▸ **TASK DETAILS**
In the listing that follows, count each line containing the string "name" and report only the count.

## BEGIN RECORDS FOR THIS EXERCISE

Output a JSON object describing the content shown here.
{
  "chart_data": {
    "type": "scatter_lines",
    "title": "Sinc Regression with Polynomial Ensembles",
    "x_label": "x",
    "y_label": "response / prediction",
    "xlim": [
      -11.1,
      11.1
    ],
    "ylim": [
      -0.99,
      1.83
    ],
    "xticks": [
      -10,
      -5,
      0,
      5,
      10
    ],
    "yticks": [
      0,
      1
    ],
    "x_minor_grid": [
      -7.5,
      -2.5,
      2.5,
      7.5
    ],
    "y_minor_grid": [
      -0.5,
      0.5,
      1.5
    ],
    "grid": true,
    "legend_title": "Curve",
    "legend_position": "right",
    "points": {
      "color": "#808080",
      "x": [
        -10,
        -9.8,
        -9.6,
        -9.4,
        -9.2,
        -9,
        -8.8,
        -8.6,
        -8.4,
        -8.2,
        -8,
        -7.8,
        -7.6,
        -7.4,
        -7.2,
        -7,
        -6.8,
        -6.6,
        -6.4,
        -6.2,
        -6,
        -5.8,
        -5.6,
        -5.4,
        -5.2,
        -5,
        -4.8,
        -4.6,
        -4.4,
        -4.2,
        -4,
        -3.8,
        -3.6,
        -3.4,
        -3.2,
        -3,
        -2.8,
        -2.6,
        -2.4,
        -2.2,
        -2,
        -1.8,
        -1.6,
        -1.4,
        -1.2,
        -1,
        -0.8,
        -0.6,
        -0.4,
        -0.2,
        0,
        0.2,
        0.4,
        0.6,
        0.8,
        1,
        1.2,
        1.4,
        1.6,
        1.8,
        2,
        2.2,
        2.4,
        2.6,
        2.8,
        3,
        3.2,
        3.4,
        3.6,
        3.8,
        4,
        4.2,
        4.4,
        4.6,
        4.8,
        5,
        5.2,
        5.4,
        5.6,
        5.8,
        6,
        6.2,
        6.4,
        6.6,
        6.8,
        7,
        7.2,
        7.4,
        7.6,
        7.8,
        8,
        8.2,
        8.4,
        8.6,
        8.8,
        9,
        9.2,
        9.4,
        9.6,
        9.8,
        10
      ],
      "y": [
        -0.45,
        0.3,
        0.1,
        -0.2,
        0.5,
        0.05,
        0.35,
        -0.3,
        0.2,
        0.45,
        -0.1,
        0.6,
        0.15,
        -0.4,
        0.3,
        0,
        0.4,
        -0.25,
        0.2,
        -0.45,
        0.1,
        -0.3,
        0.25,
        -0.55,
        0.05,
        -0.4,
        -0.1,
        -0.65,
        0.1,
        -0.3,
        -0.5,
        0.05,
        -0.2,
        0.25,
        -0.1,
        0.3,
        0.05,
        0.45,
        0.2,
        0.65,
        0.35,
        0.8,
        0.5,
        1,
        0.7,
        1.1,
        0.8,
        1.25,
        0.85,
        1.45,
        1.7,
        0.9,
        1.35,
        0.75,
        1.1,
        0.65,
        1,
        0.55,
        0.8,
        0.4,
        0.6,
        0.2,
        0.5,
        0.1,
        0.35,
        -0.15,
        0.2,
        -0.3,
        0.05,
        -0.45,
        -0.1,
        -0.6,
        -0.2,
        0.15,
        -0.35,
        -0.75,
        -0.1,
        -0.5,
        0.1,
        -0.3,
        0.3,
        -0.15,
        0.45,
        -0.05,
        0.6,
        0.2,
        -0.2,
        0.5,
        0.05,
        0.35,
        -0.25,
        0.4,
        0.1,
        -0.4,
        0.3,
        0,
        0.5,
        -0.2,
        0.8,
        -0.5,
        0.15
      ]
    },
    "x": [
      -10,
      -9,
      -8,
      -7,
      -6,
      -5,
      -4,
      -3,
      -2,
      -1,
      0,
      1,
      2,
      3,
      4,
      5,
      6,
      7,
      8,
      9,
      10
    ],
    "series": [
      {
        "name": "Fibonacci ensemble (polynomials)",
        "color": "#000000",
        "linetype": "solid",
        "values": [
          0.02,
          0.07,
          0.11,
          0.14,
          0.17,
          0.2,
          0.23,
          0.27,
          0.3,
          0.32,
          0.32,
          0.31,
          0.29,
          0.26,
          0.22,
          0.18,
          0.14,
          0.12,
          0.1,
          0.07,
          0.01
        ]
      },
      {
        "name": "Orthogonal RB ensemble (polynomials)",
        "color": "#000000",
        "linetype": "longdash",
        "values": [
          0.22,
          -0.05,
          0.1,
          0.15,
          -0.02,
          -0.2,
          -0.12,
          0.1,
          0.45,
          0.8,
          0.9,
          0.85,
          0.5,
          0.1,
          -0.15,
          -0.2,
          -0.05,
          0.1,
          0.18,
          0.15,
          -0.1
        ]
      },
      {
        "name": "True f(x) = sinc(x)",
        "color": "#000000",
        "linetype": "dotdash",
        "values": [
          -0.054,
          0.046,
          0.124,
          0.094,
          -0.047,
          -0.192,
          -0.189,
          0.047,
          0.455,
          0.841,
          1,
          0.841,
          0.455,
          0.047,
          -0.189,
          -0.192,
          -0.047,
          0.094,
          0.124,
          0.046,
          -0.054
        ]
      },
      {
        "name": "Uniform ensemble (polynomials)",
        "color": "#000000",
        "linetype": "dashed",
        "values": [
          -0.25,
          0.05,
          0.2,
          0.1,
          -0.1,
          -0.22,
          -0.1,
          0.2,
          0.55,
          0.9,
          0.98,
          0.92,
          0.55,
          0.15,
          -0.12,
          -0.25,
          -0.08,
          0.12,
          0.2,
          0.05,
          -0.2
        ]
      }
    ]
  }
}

## END RECORDS FOR THIS EXERCISE

▸ **SOLUTION FOR THIS EXERCISE**
4